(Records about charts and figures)
::::::::::
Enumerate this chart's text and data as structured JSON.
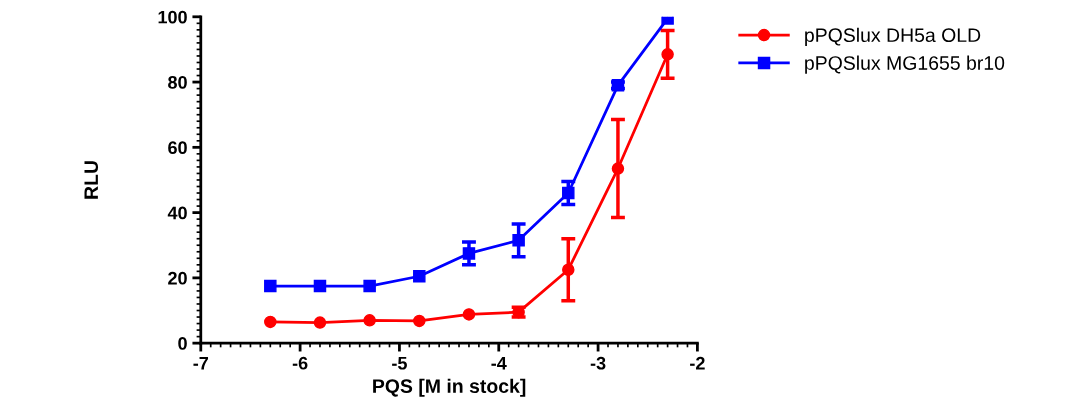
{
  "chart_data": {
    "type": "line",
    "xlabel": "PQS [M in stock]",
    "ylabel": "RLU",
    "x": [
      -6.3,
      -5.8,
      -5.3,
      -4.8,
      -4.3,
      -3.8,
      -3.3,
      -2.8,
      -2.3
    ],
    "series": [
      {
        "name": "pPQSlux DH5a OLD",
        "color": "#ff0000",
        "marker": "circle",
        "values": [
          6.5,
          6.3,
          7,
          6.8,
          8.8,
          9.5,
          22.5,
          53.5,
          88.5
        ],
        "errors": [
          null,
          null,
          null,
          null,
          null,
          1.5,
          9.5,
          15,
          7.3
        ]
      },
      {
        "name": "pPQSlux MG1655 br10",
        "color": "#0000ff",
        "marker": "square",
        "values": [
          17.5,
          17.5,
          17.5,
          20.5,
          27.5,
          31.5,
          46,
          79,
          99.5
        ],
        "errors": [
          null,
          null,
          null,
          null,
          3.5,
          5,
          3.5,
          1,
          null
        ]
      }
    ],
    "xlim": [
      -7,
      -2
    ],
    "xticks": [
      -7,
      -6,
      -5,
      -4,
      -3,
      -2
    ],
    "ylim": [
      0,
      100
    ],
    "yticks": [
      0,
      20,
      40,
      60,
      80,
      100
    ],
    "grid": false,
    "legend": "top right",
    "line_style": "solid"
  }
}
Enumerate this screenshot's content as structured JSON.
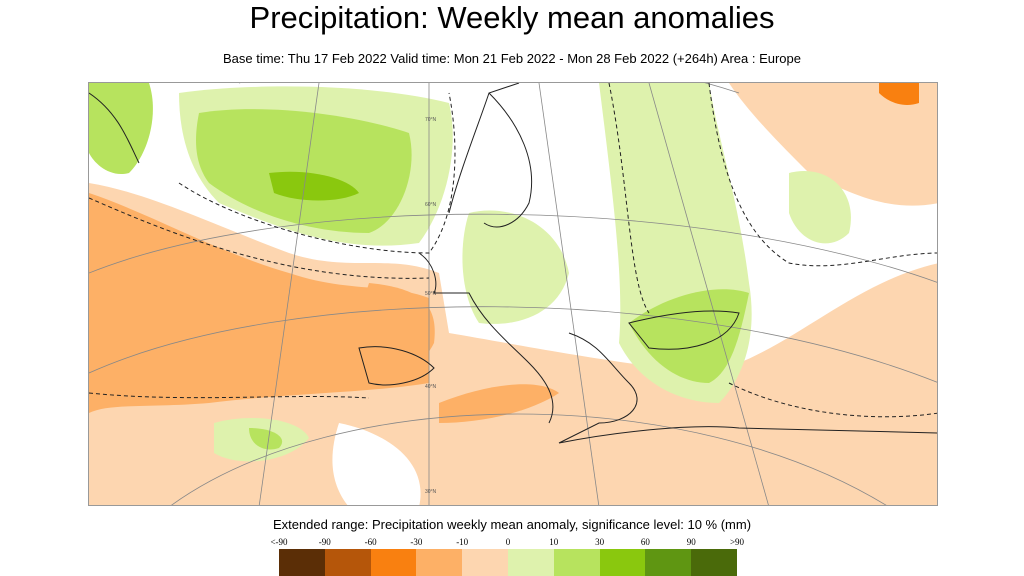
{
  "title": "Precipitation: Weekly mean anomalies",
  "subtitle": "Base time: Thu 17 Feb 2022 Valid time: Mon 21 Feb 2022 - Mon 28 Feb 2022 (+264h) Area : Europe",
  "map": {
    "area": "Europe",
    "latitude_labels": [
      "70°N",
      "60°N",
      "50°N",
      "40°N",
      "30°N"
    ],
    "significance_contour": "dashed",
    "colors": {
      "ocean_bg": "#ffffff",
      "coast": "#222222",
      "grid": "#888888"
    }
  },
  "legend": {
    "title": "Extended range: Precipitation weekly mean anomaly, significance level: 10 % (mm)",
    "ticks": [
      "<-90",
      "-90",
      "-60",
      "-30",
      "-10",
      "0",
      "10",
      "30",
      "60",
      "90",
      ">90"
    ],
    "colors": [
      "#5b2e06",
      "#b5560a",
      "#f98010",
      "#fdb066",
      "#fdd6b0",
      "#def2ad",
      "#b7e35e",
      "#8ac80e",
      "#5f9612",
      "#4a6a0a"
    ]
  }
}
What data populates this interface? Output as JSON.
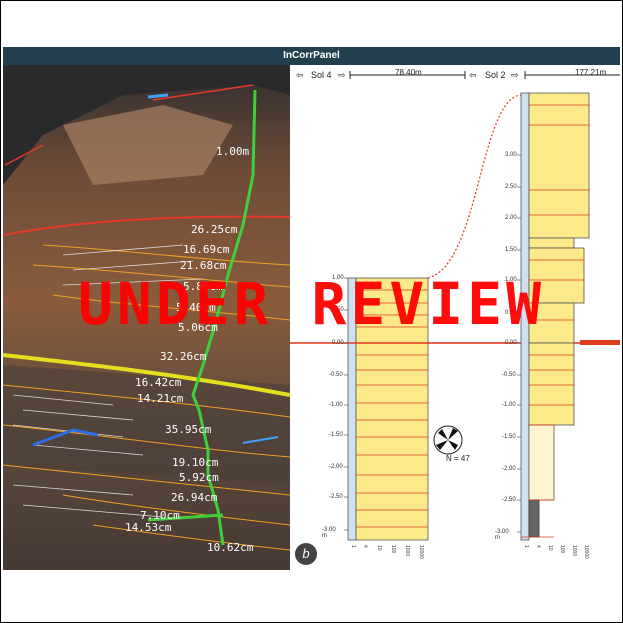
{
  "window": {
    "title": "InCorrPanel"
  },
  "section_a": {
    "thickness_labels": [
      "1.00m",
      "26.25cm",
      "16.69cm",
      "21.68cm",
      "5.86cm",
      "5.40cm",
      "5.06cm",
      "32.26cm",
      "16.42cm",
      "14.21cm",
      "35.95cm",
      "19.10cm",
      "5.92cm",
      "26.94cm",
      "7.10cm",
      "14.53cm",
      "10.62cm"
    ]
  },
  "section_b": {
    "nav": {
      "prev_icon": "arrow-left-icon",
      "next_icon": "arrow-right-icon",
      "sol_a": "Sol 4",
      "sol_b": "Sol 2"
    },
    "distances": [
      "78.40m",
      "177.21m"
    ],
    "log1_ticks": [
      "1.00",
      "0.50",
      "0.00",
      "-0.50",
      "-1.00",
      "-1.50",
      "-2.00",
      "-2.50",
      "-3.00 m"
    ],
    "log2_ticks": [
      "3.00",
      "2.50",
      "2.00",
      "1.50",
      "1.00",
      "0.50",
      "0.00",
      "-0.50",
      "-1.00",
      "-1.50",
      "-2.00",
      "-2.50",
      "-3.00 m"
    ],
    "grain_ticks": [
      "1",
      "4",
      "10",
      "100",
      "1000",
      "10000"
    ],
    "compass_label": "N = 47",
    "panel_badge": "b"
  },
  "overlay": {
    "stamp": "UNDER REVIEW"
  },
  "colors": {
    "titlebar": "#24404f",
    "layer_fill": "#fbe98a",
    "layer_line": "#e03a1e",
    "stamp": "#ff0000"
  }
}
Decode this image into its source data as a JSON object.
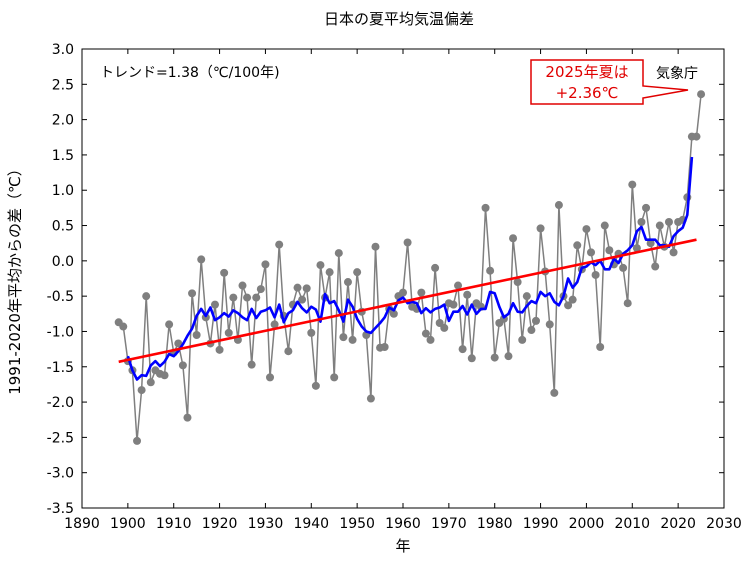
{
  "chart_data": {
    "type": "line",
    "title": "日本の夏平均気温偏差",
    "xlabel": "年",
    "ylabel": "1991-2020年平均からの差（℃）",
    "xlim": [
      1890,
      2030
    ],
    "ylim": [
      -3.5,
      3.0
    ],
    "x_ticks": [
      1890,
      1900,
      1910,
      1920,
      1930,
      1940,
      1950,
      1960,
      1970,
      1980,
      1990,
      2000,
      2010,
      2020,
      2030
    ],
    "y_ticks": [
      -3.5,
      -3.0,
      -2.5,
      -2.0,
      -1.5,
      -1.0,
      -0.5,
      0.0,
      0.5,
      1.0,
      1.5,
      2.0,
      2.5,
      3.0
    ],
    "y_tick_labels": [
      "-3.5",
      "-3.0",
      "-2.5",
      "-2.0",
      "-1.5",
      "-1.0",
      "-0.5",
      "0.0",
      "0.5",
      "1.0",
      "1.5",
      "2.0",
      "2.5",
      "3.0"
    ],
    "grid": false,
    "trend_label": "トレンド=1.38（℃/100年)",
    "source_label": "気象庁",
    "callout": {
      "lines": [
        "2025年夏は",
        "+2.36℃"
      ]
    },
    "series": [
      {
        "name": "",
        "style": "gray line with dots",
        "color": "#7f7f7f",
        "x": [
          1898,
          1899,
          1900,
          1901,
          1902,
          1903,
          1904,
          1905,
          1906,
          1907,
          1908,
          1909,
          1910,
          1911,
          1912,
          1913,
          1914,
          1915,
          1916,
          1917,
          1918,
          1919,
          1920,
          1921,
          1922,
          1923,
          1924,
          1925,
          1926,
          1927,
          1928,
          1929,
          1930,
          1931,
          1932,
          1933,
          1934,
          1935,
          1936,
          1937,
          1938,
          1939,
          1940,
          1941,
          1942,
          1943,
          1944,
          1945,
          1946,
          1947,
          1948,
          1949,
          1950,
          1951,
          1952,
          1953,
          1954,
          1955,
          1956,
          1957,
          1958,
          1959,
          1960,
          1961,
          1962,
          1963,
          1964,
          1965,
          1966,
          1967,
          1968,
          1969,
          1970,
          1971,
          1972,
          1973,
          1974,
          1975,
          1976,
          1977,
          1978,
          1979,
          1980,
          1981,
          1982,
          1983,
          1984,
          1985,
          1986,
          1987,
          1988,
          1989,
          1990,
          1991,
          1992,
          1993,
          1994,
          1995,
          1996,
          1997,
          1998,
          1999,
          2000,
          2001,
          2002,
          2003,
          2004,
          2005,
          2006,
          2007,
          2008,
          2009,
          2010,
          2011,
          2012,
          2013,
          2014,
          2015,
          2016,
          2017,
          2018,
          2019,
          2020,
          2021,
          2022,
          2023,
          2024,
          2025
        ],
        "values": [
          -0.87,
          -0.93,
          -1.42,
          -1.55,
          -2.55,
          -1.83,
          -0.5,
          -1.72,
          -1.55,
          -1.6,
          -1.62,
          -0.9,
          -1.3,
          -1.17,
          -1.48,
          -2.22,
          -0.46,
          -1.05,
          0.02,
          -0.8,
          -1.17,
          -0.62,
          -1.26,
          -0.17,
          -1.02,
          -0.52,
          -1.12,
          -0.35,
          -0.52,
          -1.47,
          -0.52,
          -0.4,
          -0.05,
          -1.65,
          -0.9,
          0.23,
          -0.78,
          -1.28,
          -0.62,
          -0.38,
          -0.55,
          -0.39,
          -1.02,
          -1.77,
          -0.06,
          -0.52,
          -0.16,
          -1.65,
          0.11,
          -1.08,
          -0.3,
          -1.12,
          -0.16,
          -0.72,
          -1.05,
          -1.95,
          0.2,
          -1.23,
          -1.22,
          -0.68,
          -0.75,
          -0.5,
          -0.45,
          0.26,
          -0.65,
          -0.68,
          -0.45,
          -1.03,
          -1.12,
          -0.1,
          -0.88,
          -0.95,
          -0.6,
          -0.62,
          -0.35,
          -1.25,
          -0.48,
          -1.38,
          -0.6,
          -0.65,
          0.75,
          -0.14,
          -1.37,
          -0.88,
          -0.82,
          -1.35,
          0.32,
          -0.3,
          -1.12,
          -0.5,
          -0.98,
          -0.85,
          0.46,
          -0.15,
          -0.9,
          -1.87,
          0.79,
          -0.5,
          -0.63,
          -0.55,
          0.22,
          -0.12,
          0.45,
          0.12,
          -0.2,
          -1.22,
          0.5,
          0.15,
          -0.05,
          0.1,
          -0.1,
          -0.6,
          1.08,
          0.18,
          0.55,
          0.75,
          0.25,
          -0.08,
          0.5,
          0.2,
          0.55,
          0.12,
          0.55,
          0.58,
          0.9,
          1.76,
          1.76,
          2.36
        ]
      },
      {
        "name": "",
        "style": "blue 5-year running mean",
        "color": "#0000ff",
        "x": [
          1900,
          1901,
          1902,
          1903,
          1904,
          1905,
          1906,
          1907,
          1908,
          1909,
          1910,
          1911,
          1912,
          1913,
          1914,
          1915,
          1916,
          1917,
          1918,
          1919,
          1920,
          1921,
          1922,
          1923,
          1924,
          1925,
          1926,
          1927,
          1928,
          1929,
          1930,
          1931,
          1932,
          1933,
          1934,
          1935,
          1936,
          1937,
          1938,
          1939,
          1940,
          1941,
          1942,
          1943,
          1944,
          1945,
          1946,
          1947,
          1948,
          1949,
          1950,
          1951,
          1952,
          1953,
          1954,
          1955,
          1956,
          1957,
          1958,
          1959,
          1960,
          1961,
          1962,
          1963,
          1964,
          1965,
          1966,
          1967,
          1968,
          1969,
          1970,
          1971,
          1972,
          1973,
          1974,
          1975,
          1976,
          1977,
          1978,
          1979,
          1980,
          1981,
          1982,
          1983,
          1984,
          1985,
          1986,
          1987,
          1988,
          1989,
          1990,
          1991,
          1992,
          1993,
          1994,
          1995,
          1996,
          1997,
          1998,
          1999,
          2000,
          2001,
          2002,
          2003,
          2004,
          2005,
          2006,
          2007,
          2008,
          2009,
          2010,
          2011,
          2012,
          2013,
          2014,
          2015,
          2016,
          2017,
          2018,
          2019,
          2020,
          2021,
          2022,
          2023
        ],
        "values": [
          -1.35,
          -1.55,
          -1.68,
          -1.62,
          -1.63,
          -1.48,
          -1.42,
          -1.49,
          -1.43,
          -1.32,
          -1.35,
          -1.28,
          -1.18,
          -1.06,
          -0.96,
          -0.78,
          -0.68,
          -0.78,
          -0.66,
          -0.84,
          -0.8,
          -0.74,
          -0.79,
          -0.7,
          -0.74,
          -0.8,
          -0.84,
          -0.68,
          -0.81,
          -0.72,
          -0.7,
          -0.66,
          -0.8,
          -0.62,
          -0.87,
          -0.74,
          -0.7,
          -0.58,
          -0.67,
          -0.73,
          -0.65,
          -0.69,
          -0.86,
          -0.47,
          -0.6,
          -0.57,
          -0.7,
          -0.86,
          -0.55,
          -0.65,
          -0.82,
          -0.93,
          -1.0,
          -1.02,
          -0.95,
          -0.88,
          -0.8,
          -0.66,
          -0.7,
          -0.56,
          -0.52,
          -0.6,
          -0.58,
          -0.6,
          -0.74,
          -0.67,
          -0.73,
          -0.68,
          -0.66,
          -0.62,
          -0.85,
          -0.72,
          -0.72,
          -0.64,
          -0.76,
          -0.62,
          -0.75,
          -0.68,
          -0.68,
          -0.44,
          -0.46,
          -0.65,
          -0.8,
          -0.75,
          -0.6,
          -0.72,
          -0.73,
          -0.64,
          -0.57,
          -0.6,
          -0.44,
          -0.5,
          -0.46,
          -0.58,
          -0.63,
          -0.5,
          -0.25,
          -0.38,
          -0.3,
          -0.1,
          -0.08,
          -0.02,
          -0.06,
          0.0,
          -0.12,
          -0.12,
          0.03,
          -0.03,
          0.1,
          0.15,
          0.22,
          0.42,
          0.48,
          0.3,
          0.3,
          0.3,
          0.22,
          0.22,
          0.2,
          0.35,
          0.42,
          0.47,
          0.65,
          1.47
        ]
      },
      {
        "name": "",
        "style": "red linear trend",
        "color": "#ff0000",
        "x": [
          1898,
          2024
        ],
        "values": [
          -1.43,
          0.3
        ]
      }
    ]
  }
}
::::::::::
Return from the data every line that holds "right".

    "legend": "top right",
      "next_icon": "arrow-right-icon",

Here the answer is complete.